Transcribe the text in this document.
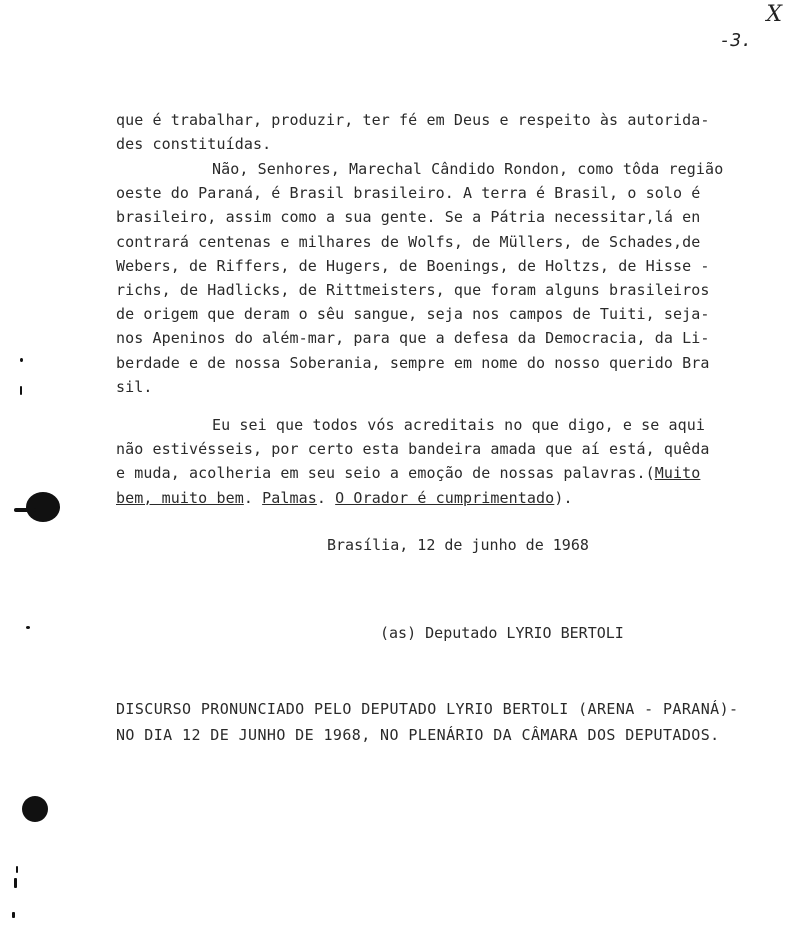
X
-3.
que é trabalhar, produzir, ter fé em Deus e respeito às autorida-
des constituídas.
Não, Senhores, Marechal Cândido Rondon, como tôda região
oeste do Paraná, é Brasil brasileiro. A terra é Brasil, o solo é
brasileiro, assim como a sua gente. Se a Pátria necessitar,lá en
contrará centenas e milhares de Wolfs, de Müllers, de Schades,de
Webers, de Riffers, de Hugers, de Boenings, de Holtzs, de Hisse -
richs, de Hadlicks, de Rittmeisters, que foram alguns brasileiros
de origem que deram o sêu sangue, seja nos campos de Tuiti, seja-
nos Apeninos do além-mar, para que a defesa da Democracia, da Li-
berdade e de nossa Soberania, sempre em nome do nosso querido Bra
sil.
Eu sei que todos vós acreditais no que digo, e se aqui
não estivésseis, por certo esta bandeira amada que aí está, quêda
e muda, acolheria em seu seio a emoção de nossas palavras.(Muito
bem, muito bem. Palmas. O Orador é cumprimentado).
Brasília, 12 de junho de 1968
(as) Deputado LYRIO BERTOLI
DISCURSO PRONUNCIADO PELO DEPUTADO LYRIO BERTOLI (ARENA - PARANÁ)-
NO DIA 12 DE JUNHO DE 1968, NO PLENÁRIO DA CÂMARA DOS DEPUTADOS.
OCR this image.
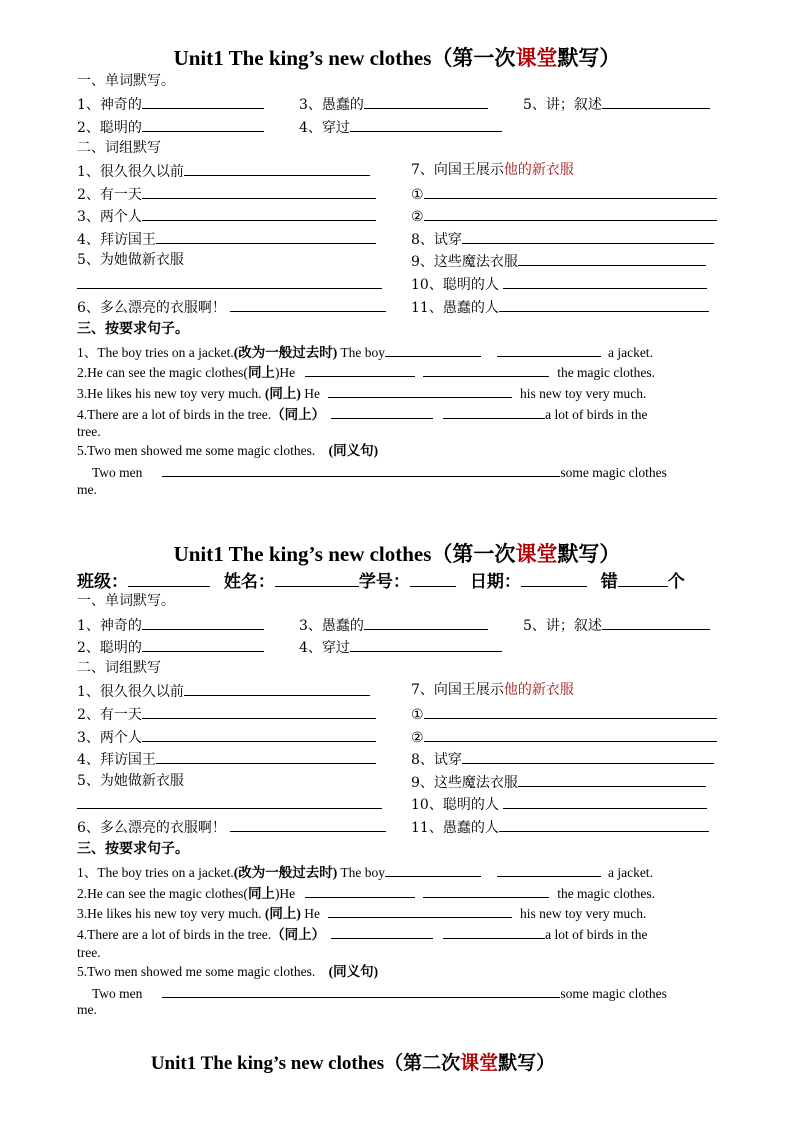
Unit1 The king’s new clothes（第一次课堂默写）
一、单词默写。
1、神奇的	3、愚蠢的	5、讲；叙述
2、聪明的	4、穿过
二、词组默写
1、很久很久以前	7、向国王展示他的新衣服
2、有一天	①
3、两个人	②
4、拜访国王	8、试穿
5、为她做新衣服	9、这些魔法衣服
10、聪明的人
6、多么漂亮的衣服啊！	11、愚蠢的人
三、按要求句子。
1、The boy tries on a jacket.(改为一般过去时) The boy	a jacket.
2.He can see the magic clothes(同上)He	the magic clothes.
3.He likes his new toy very much. (同上) He	his new toy very much.
4.There are a lot of birds in the tree.（同上）	a lot of birds in the
tree.
5.Two men showed me some magic clothes. (同义句)
Two men	some magic clothes
me.
Unit1 The king’s new clothes（第一次课堂默写）
班级：	姓名：	学号：	日期：	错	个
一、单词默写。
1、神奇的	3、愚蠢的	5、讲；叙述
2、聪明的	4、穿过
二、词组默写
1、很久很久以前	7、向国王展示他的新衣服
2、有一天	①
3、两个人	②
4、拜访国王	8、试穿
5、为她做新衣服	9、这些魔法衣服
10、聪明的人
6、多么漂亮的衣服啊！	11、愚蠢的人
三、按要求句子。
1、The boy tries on a jacket.(改为一般过去时) The boy	a jacket.
2.He can see the magic clothes(同上)He	the magic clothes.
3.He likes his new toy very much. (同上) He	his new toy very much.
4.There are a lot of birds in the tree.（同上）	a lot of birds in the
tree.
5.Two men showed me some magic clothes. (同义句)
Two men	some magic clothes
me.
Unit1 The king’s new clothes（第二次课堂默写）
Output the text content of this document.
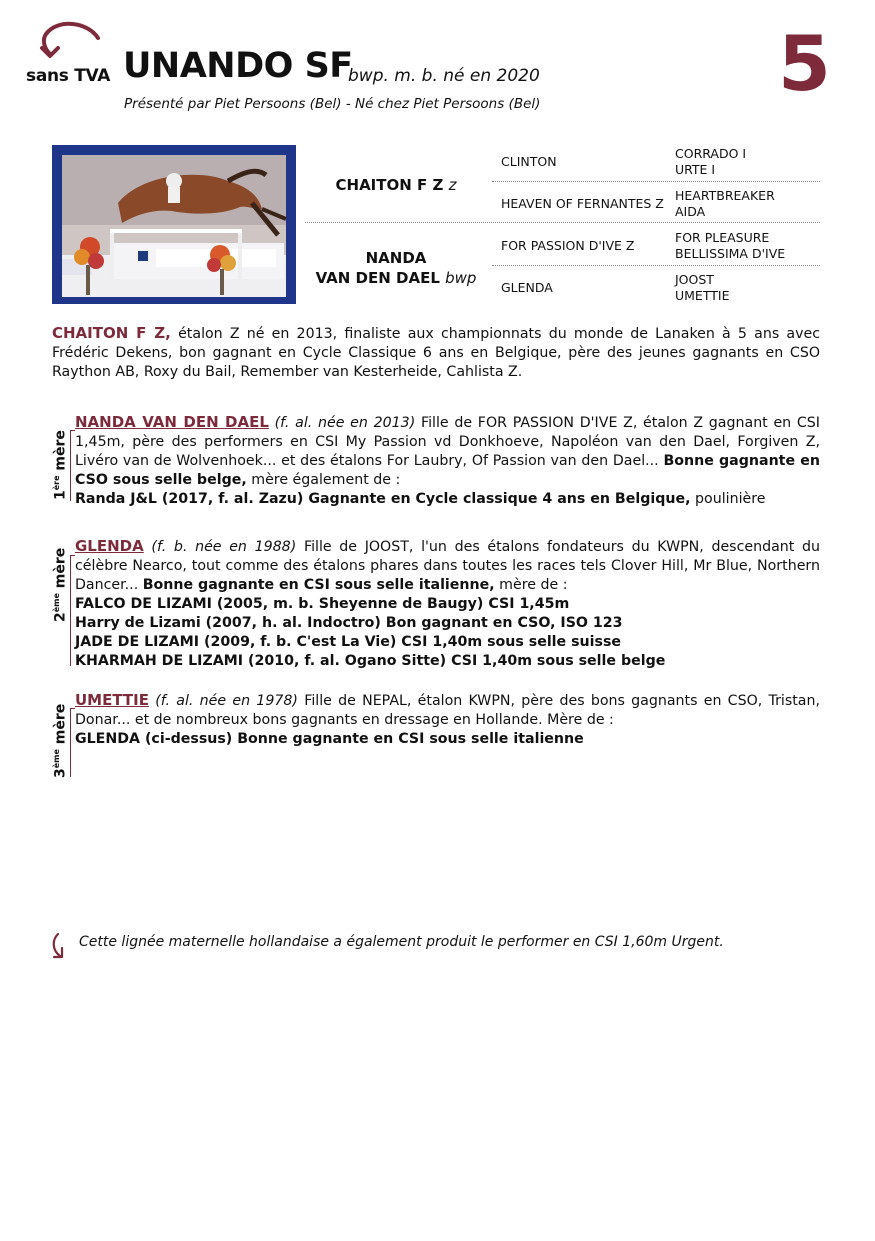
sans TVA UNANDO SF
bwp. m. b. né en 2020
Présenté par Piet Persoons (Bel) - Né chez Piet Persoons (Bel)	5
CHAITON F Z z
NANDA
VAN DEN DAEL bwp
CLINTON
HEAVEN OF FERNANTES Z
FOR PASSION D'IVE Z
GLENDA
CORRADO I
URTE I
HEARTBREAKER
AIDA
FOR PLEASURE
BELLISSIMA D'IVE
JOOST
UMETTIE
CHAITON F Z, étalon Z né en 2013, finaliste aux championnats du monde de Lanaken à 5 ans avec Frédéric Dekens, bon gagnant en Cycle Classique 6 ans en Belgique, père des jeunes gagnants en CSO Raython AB, Roxy du Bail, Remember van Kesterheide, Cahlista Z.
1ère mère
NANDA VAN DEN DAEL (f. al. née en 2013) Fille de FOR PASSION D'IVE Z, étalon Z gagnant en CSI 1,45m, père des performers en CSI My Passion vd Donkhoeve, Napoléon van den Dael, Forgiven Z, Livéro van de Wolvenhoek... et des étalons For Laubry, Of Passion van den Dael... Bonne gagnante en CSO sous selle belge, mère également de :
Randa J&L (2017, f. al. Zazu) Gagnante en Cycle classique 4 ans en Belgique, poulinière
2ème mère
GLENDA (f. b. née en 1988) Fille de JOOST, l'un des étalons fondateurs du KWPN, descendant du célèbre Nearco, tout comme des étalons phares dans toutes les races tels Clover Hill, Mr Blue, Northern Dancer... Bonne gagnante en CSI sous selle italienne, mère de :
FALCO DE LIZAMI (2005, m. b. Sheyenne de Baugy) CSI 1,45m
Harry de Lizami (2007, h. al. Indoctro) Bon gagnant en CSO, ISO 123
JADE DE LIZAMI (2009, f. b. C'est La Vie) CSI 1,40m sous selle suisse
KHARMAH DE LIZAMI (2010, f. al. Ogano Sitte) CSI 1,40m sous selle belge
3ème mère
UMETTIE (f. al. née en 1978) Fille de NEPAL, étalon KWPN, père des bons gagnants en CSO, Tristan, Donar... et de nombreux bons gagnants en dressage en Hollande. Mère de :
GLENDA (ci-dessus) Bonne gagnante en CSI sous selle italienne
Cette lignée maternelle hollandaise a également produit le performer en CSI 1,60m Urgent.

What the task asks –
Take the records above and transcribe them exactly, dropping every picture.

Answer for this exercise –
Transcribe the text in this document.
X
-3.
que é trabalhar, produzir, ter fé em Deus e respeito às autorida-
des constituídas.
Não, Senhores, Marechal Cândido Rondon, como tôda região
oeste do Paraná, é Brasil brasileiro. A terra é Brasil, o solo é
brasileiro, assim como a sua gente. Se a Pátria necessitar,lá en
contrará centenas e milhares de Wolfs, de Müllers, de Schades,de
Webers, de Riffers, de Hugers, de Boenings, de Holtzs, de Hisse -
richs, de Hadlicks, de Rittmeisters, que foram alguns brasileiros
de origem que deram o sêu sangue, seja nos campos de Tuiti, seja-
nos Apeninos do além-mar, para que a defesa da Democracia, da Li-
berdade e de nossa Soberania, sempre em nome do nosso querido Bra
sil.
Eu sei que todos vós acreditais no que digo, e se aqui
não estivésseis, por certo esta bandeira amada que aí está, quêda
e muda, acolheria em seu seio a emoção de nossas palavras.(Muito
bem, muito bem. Palmas. O Orador é cumprimentado).
Brasília, 12 de junho de 1968
(as) Deputado LYRIO BERTOLI
DISCURSO PRONUNCIADO PELO DEPUTADO LYRIO BERTOLI (ARENA - PARANÁ)-
NO DIA 12 DE JUNHO DE 1968, NO PLENÁRIO DA CÂMARA DOS DEPUTADOS.
OCR this image.
Unit1 The king’s new clothes（第一次课堂默写）
一、单词默写。
1、神奇的	3、愚蠢的	5、讲；叙述
2、聪明的	4、穿过
二、词组默写
1、很久很久以前	7、向国王展示他的新衣服
2、有一天	①
3、两个人	②
4、拜访国王	8、试穿
5、为她做新衣服	9、这些魔法衣服
10、聪明的人
6、多么漂亮的衣服啊！	11、愚蠢的人
三、按要求句子。
1、The boy tries on a jacket.(改为一般过去时) The boy	a jacket.
2.He can see the magic clothes(同上)He	the magic clothes.
3.He likes his new toy very much. (同上) He	his new toy very much.
4.There are a lot of birds in the tree.（同上）	a lot of birds in the
tree.
5.Two men showed me some magic clothes. (同义句)
Two men	some magic clothes
me.
Unit1 The king’s new clothes（第一次课堂默写）
班级：	姓名：	学号：	日期：	错	个
一、单词默写。
1、神奇的	3、愚蠢的	5、讲；叙述
2、聪明的	4、穿过
二、词组默写
1、很久很久以前	7、向国王展示他的新衣服
2、有一天	①
3、两个人	②
4、拜访国王	8、试穿
5、为她做新衣服	9、这些魔法衣服
10、聪明的人
6、多么漂亮的衣服啊！	11、愚蠢的人
三、按要求句子。
1、The boy tries on a jacket.(改为一般过去时) The boy	a jacket.
2.He can see the magic clothes(同上)He	the magic clothes.
3.He likes his new toy very much. (同上) He	his new toy very much.
4.There are a lot of birds in the tree.（同上）	a lot of birds in the
tree.
5.Two men showed me some magic clothes. (同义句)
Two men	some magic clothes
me.
Unit1 The king’s new clothes（第二次课堂默写）
Output the text content of this document.
sans TVA UNANDO SF
bwp. m. b. né en 2020
Présenté par Piet Persoons (Bel) - Né chez Piet Persoons (Bel)	5
CHAITON F Z z
NANDA
VAN DEN DAEL bwp
CLINTON
HEAVEN OF FERNANTES Z
FOR PASSION D'IVE Z
GLENDA
CORRADO I
URTE I
HEARTBREAKER
AIDA
FOR PLEASURE
BELLISSIMA D'IVE
JOOST
UMETTIE
CHAITON F Z, étalon Z né en 2013, finaliste aux championnats du monde de Lanaken à 5 ans avec Frédéric Dekens, bon gagnant en Cycle Classique 6 ans en Belgique, père des jeunes gagnants en CSO Raython AB, Roxy du Bail, Remember van Kesterheide, Cahlista Z.
1ère mère
NANDA VAN DEN DAEL (f. al. née en 2013) Fille de FOR PASSION D'IVE Z, étalon Z gagnant en CSI 1,45m, père des performers en CSI My Passion vd Donkhoeve, Napoléon van den Dael, Forgiven Z, Livéro van de Wolvenhoek... et des étalons For Laubry, Of Passion van den Dael... Bonne gagnante en CSO sous selle belge, mère également de :
Randa J&L (2017, f. al. Zazu) Gagnante en Cycle classique 4 ans en Belgique, poulinière
2ème mère
GLENDA (f. b. née en 1988) Fille de JOOST, l'un des étalons fondateurs du KWPN, descendant du célèbre Nearco, tout comme des étalons phares dans toutes les races tels Clover Hill, Mr Blue, Northern Dancer... Bonne gagnante en CSI sous selle italienne, mère de :
FALCO DE LIZAMI (2005, m. b. Sheyenne de Baugy) CSI 1,45m
Harry de Lizami (2007, h. al. Indoctro) Bon gagnant en CSO, ISO 123
JADE DE LIZAMI (2009, f. b. C'est La Vie) CSI 1,40m sous selle suisse
KHARMAH DE LIZAMI (2010, f. al. Ogano Sitte) CSI 1,40m sous selle belge
3ème mère
UMETTIE (f. al. née en 1978) Fille de NEPAL, étalon KWPN, père des bons gagnants en CSO, Tristan, Donar... et de nombreux bons gagnants en dressage en Hollande. Mère de :
GLENDA (ci-dessus) Bonne gagnante en CSI sous selle italienne
Cette lignée maternelle hollandaise a également produit le performer en CSI 1,60m Urgent.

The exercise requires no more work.